:: Required task ::
Extract all of the entries and set them down verbatim.

:: Given information ::
======

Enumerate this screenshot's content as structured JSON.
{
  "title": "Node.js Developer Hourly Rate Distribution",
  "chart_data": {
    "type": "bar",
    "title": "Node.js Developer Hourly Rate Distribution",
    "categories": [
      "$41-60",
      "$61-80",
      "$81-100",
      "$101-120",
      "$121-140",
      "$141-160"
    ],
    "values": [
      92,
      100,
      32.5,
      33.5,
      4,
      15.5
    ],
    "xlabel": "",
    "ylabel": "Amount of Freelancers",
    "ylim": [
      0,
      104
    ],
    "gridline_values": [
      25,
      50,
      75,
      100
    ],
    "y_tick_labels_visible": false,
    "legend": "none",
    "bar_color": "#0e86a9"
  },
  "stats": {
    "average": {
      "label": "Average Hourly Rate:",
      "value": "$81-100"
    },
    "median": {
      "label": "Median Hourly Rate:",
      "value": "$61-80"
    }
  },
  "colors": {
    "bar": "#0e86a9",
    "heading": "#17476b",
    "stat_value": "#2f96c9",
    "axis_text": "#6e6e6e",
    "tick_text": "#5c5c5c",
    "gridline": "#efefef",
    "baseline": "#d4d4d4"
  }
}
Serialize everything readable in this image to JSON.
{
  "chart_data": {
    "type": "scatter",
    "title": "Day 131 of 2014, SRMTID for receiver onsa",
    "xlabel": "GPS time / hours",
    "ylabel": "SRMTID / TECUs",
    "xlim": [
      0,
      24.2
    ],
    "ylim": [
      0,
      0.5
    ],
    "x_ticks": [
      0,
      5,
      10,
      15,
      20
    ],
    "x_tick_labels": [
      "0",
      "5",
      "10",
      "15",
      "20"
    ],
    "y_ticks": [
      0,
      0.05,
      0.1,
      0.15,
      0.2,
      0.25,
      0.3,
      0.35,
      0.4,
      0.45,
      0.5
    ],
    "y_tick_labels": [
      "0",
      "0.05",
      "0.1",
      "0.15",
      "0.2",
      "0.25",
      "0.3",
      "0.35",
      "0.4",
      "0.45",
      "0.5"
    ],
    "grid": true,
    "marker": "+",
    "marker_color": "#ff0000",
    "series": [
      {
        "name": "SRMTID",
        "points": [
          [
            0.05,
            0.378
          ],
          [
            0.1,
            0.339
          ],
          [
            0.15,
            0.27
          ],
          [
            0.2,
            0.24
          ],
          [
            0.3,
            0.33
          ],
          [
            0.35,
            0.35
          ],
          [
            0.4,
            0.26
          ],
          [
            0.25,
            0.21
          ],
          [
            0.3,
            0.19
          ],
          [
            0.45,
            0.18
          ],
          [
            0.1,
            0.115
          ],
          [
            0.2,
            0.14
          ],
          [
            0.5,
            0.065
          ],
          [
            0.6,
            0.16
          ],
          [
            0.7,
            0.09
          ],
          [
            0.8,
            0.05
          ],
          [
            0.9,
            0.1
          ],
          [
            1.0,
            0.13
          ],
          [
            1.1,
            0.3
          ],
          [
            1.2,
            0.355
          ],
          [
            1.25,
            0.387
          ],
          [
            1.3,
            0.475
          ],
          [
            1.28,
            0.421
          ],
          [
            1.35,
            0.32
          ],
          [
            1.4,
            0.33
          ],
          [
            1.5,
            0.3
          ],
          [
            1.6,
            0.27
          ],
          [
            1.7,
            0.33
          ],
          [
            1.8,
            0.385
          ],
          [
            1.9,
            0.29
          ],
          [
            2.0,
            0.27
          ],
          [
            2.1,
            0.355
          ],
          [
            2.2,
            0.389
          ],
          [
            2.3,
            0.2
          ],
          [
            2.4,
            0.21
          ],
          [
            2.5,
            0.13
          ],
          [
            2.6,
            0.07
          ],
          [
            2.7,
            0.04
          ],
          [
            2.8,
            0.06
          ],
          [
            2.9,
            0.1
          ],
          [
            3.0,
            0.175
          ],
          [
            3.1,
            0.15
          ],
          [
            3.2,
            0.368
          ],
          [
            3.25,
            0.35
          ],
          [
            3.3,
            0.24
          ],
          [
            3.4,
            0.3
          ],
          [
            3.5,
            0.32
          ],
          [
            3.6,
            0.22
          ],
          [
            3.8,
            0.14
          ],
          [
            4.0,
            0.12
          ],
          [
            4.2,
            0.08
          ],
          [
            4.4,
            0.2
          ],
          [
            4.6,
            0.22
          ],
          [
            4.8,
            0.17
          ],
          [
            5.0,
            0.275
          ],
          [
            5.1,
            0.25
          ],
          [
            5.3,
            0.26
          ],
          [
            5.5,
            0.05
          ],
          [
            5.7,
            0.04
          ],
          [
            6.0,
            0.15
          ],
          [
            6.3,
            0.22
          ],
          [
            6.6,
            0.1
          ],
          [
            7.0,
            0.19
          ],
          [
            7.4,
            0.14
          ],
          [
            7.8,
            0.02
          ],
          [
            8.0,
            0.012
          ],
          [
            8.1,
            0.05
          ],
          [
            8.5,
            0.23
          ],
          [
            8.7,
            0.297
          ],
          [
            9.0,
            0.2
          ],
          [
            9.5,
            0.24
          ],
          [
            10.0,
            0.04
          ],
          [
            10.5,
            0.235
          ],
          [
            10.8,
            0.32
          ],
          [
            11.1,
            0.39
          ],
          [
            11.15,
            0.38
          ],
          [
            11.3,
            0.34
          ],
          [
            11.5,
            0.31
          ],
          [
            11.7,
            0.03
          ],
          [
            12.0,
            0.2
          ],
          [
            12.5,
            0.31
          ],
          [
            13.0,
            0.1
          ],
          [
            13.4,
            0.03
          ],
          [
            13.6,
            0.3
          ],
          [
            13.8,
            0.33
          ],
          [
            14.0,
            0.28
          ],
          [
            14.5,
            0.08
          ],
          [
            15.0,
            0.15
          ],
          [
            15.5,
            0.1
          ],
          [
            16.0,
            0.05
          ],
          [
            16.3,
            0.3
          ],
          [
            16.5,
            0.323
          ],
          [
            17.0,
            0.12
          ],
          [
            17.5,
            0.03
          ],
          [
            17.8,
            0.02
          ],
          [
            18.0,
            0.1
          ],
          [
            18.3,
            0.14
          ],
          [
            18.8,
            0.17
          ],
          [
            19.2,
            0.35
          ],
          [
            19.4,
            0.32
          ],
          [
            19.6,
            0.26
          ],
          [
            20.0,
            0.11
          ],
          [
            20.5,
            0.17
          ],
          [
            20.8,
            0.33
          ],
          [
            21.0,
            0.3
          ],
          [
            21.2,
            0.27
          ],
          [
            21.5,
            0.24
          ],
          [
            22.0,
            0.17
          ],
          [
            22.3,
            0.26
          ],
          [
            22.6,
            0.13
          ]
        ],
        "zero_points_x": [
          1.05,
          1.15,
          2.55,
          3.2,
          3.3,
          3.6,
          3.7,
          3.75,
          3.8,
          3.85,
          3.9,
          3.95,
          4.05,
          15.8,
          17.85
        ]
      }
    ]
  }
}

======

:: Output of the exercise ::
Enumerate this screenshot's content as structured JSON.
{
  "title": "Node.js Developer Hourly Rate Distribution",
  "chart_data": {
    "type": "bar",
    "title": "Node.js Developer Hourly Rate Distribution",
    "categories": [
      "$41-60",
      "$61-80",
      "$81-100",
      "$101-120",
      "$121-140",
      "$141-160"
    ],
    "values": [
      92,
      100,
      32.5,
      33.5,
      4,
      15.5
    ],
    "xlabel": "",
    "ylabel": "Amount of Freelancers",
    "ylim": [
      0,
      104
    ],
    "gridline_values": [
      25,
      50,
      75,
      100
    ],
    "y_tick_labels_visible": false,
    "legend": "none",
    "bar_color": "#0e86a9"
  },
  "stats": {
    "average": {
      "label": "Average Hourly Rate:",
      "value": "$81-100"
    },
    "median": {
      "label": "Median Hourly Rate:",
      "value": "$61-80"
    }
  },
  "colors": {
    "bar": "#0e86a9",
    "heading": "#17476b",
    "stat_value": "#2f96c9",
    "axis_text": "#6e6e6e",
    "tick_text": "#5c5c5c",
    "gridline": "#efefef",
    "baseline": "#d4d4d4"
  }
}
Serialize everything readable in this image to JSON.
{
  "chart_data": {
    "type": "scatter",
    "title": "Day 131 of 2014, SRMTID for receiver onsa",
    "xlabel": "GPS time / hours",
    "ylabel": "SRMTID / TECUs",
    "xlim": [
      0,
      24.2
    ],
    "ylim": [
      0,
      0.5
    ],
    "x_ticks": [
      0,
      5,
      10,
      15,
      20
    ],
    "x_tick_labels": [
      "0",
      "5",
      "10",
      "15",
      "20"
    ],
    "y_ticks": [
      0,
      0.05,
      0.1,
      0.15,
      0.2,
      0.25,
      0.3,
      0.35,
      0.4,
      0.45,
      0.5
    ],
    "y_tick_labels": [
      "0",
      "0.05",
      "0.1",
      "0.15",
      "0.2",
      "0.25",
      "0.3",
      "0.35",
      "0.4",
      "0.45",
      "0.5"
    ],
    "grid": true,
    "marker": "+",
    "marker_color": "#ff0000",
    "series": [
      {
        "name": "SRMTID",
        "points": [
          [
            0.05,
            0.378
          ],
          [
            0.1,
            0.339
          ],
          [
            0.15,
            0.27
          ],
          [
            0.2,
            0.24
          ],
          [
            0.3,
            0.33
          ],
          [
            0.35,
            0.35
          ],
          [
            0.4,
            0.26
          ],
          [
            0.25,
            0.21
          ],
          [
            0.3,
            0.19
          ],
          [
            0.45,
            0.18
          ],
          [
            0.1,
            0.115
          ],
          [
            0.2,
            0.14
          ],
          [
            0.5,
            0.065
          ],
          [
            0.6,
            0.16
          ],
          [
            0.7,
            0.09
          ],
          [
            0.8,
            0.05
          ],
          [
            0.9,
            0.1
          ],
          [
            1.0,
            0.13
          ],
          [
            1.1,
            0.3
          ],
          [
            1.2,
            0.355
          ],
          [
            1.25,
            0.387
          ],
          [
            1.3,
            0.475
          ],
          [
            1.28,
            0.421
          ],
          [
            1.35,
            0.32
          ],
          [
            1.4,
            0.33
          ],
          [
            1.5,
            0.3
          ],
          [
            1.6,
            0.27
          ],
          [
            1.7,
            0.33
          ],
          [
            1.8,
            0.385
          ],
          [
            1.9,
            0.29
          ],
          [
            2.0,
            0.27
          ],
          [
            2.1,
            0.355
          ],
          [
            2.2,
            0.389
          ],
          [
            2.3,
            0.2
          ],
          [
            2.4,
            0.21
          ],
          [
            2.5,
            0.13
          ],
          [
            2.6,
            0.07
          ],
          [
            2.7,
            0.04
          ],
          [
            2.8,
            0.06
          ],
          [
            2.9,
            0.1
          ],
          [
            3.0,
            0.175
          ],
          [
            3.1,
            0.15
          ],
          [
            3.2,
            0.368
          ],
          [
            3.25,
            0.35
          ],
          [
            3.3,
            0.24
          ],
          [
            3.4,
            0.3
          ],
          [
            3.5,
            0.32
          ],
          [
            3.6,
            0.22
          ],
          [
            3.8,
            0.14
          ],
          [
            4.0,
            0.12
          ],
          [
            4.2,
            0.08
          ],
          [
            4.4,
            0.2
          ],
          [
            4.6,
            0.22
          ],
          [
            4.8,
            0.17
          ],
          [
            5.0,
            0.275
          ],
          [
            5.1,
            0.25
          ],
          [
            5.3,
            0.26
          ],
          [
            5.5,
            0.05
          ],
          [
            5.7,
            0.04
          ],
          [
            6.0,
            0.15
          ],
          [
            6.3,
            0.22
          ],
          [
            6.6,
            0.1
          ],
          [
            7.0,
            0.19
          ],
          [
            7.4,
            0.14
          ],
          [
            7.8,
            0.02
          ],
          [
            8.0,
            0.012
          ],
          [
            8.1,
            0.05
          ],
          [
            8.5,
            0.23
          ],
          [
            8.7,
            0.297
          ],
          [
            9.0,
            0.2
          ],
          [
            9.5,
            0.24
          ],
          [
            10.0,
            0.04
          ],
          [
            10.5,
            0.235
          ],
          [
            10.8,
            0.32
          ],
          [
            11.1,
            0.39
          ],
          [
            11.15,
            0.38
          ],
          [
            11.3,
            0.34
          ],
          [
            11.5,
            0.31
          ],
          [
            11.7,
            0.03
          ],
          [
            12.0,
            0.2
          ],
          [
            12.5,
            0.31
          ],
          [
            13.0,
            0.1
          ],
          [
            13.4,
            0.03
          ],
          [
            13.6,
            0.3
          ],
          [
            13.8,
            0.33
          ],
          [
            14.0,
            0.28
          ],
          [
            14.5,
            0.08
          ],
          [
            15.0,
            0.15
          ],
          [
            15.5,
            0.1
          ],
          [
            16.0,
            0.05
          ],
          [
            16.3,
            0.3
          ],
          [
            16.5,
            0.323
          ],
          [
            17.0,
            0.12
          ],
          [
            17.5,
            0.03
          ],
          [
            17.8,
            0.02
          ],
          [
            18.0,
            0.1
          ],
          [
            18.3,
            0.14
          ],
          [
            18.8,
            0.17
          ],
          [
            19.2,
            0.35
          ],
          [
            19.4,
            0.32
          ],
          [
            19.6,
            0.26
          ],
          [
            20.0,
            0.11
          ],
          [
            20.5,
            0.17
          ],
          [
            20.8,
            0.33
          ],
          [
            21.0,
            0.3
          ],
          [
            21.2,
            0.27
          ],
          [
            21.5,
            0.24
          ],
          [
            22.0,
            0.17
          ],
          [
            22.3,
            0.26
          ],
          [
            22.6,
            0.13
          ]
        ],
        "zero_points_x": [
          1.05,
          1.15,
          2.55,
          3.2,
          3.3,
          3.6,
          3.7,
          3.75,
          3.8,
          3.85,
          3.9,
          3.95,
          4.05,
          15.8,
          17.85
        ]
      }
    ]
  }
}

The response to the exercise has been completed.